- **Do this**
Find and copy every line in the records that includes the string "arms".

>> BEGIN Entries supplied

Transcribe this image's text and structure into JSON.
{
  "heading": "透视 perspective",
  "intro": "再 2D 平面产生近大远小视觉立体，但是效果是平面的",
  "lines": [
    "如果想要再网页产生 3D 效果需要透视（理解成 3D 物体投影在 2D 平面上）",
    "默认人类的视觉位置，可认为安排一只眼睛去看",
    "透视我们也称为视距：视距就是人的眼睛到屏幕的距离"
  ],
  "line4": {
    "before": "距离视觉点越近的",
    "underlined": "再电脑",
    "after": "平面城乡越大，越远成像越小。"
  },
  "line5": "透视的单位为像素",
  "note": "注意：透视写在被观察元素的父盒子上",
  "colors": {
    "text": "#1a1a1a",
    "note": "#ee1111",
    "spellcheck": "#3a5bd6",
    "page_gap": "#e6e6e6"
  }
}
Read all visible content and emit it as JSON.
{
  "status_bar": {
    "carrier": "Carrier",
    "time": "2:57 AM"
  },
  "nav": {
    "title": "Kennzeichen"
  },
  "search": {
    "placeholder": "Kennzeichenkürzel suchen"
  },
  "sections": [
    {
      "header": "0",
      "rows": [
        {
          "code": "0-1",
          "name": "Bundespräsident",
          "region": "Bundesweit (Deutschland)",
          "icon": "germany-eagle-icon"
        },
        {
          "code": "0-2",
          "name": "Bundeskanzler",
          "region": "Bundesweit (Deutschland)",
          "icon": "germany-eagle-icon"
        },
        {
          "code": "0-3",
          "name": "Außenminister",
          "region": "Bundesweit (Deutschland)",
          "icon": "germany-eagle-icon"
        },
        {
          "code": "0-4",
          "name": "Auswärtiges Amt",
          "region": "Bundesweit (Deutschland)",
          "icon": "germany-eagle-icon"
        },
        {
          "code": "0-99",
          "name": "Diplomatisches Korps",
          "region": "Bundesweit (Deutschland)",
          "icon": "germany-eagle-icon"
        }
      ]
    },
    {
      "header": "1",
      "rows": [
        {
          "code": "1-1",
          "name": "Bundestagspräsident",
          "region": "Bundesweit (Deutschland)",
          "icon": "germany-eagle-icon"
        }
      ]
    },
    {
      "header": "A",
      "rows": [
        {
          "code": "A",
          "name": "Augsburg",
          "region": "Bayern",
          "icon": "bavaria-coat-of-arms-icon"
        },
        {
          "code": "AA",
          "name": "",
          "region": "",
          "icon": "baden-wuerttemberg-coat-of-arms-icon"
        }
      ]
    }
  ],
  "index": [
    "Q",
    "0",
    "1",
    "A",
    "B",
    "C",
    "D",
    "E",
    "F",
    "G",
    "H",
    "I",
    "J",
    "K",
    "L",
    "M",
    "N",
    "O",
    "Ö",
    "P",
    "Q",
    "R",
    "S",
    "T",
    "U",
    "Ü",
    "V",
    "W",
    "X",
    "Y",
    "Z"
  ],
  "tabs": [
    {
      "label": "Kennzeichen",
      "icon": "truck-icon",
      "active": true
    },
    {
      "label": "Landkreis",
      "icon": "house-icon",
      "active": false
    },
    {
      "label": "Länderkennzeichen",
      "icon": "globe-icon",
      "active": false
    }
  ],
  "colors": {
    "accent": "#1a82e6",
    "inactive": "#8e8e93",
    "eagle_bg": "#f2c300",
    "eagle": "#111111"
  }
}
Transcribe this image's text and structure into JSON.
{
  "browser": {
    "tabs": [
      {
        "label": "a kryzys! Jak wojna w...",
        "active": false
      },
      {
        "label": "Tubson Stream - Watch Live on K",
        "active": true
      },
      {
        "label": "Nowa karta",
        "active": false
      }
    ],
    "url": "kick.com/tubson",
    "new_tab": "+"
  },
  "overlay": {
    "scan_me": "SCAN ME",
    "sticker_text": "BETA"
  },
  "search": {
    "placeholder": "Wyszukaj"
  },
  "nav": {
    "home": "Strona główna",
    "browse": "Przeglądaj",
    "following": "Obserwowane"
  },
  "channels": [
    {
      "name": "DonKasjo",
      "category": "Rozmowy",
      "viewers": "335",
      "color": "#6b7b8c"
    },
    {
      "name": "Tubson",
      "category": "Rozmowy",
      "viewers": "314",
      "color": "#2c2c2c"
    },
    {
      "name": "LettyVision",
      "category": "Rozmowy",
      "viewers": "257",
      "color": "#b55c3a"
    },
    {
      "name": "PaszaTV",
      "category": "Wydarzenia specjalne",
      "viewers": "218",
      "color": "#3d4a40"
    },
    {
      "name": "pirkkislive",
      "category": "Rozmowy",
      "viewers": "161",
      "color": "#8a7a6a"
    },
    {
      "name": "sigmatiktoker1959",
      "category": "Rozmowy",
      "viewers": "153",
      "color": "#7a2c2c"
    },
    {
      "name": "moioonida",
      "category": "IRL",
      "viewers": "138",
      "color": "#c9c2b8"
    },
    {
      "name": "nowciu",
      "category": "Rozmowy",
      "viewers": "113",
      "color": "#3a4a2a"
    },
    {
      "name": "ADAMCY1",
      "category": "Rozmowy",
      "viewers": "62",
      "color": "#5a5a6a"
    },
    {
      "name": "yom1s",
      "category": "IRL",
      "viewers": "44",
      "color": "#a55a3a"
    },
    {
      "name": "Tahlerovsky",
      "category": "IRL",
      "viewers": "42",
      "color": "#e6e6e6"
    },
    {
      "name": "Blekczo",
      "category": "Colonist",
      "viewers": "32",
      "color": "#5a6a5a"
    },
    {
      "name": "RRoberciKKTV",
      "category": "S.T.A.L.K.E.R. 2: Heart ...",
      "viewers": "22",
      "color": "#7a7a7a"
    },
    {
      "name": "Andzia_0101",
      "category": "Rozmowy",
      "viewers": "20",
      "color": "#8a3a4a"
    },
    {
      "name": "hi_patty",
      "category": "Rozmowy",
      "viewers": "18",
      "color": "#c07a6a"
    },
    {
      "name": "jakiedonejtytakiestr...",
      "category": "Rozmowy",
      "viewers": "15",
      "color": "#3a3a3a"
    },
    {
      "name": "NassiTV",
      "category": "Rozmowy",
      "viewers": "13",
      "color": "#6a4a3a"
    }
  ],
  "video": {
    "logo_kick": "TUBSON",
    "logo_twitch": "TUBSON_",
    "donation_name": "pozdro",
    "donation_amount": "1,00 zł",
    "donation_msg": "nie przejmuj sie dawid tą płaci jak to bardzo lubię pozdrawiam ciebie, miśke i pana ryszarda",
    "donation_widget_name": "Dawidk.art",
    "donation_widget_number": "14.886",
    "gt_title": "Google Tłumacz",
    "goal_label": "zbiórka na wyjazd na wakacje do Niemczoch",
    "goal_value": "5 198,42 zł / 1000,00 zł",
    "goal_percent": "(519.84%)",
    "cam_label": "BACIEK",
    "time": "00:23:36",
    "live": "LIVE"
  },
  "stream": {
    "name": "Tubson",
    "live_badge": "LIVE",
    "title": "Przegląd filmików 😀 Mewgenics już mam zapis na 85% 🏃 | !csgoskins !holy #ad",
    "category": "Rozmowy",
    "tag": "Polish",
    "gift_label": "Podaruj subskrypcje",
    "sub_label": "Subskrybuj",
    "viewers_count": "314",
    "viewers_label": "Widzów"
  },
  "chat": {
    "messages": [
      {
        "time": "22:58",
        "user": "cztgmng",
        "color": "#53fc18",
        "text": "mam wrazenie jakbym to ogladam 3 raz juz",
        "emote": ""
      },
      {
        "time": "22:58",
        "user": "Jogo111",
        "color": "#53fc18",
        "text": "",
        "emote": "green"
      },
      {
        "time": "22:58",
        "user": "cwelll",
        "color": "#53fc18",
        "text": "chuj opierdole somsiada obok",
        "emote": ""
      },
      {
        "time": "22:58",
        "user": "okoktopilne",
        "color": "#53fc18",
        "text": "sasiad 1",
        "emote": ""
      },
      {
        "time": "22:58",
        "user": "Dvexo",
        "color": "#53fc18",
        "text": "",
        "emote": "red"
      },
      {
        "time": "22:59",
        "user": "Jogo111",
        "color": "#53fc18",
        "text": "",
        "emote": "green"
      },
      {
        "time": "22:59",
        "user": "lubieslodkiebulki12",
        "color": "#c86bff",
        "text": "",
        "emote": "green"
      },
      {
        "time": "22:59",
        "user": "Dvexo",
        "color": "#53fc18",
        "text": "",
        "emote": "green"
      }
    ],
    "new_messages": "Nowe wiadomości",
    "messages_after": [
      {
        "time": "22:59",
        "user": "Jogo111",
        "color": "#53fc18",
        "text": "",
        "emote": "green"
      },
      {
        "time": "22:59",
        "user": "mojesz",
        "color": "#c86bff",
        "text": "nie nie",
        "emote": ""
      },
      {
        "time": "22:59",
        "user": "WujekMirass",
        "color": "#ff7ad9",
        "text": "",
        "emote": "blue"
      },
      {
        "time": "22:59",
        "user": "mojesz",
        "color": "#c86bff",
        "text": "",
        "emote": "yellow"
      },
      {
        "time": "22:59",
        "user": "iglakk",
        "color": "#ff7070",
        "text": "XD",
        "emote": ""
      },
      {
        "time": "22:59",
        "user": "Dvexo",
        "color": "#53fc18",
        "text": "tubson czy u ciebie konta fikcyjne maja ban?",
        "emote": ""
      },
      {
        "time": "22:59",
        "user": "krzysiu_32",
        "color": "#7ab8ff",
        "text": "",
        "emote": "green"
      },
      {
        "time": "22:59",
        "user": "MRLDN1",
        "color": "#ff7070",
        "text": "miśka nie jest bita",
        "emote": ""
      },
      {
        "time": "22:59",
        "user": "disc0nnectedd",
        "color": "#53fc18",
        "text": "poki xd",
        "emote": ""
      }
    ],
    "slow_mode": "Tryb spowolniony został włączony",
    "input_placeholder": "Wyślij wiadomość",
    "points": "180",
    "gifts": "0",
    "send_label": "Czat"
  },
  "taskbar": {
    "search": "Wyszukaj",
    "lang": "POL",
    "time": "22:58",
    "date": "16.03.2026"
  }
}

>> END Entries supplied

- **Final result**
          "icon": "bavaria-coat-of-arms-icon"
          "icon": "baden-wuerttemberg-coat-of-arms-icon"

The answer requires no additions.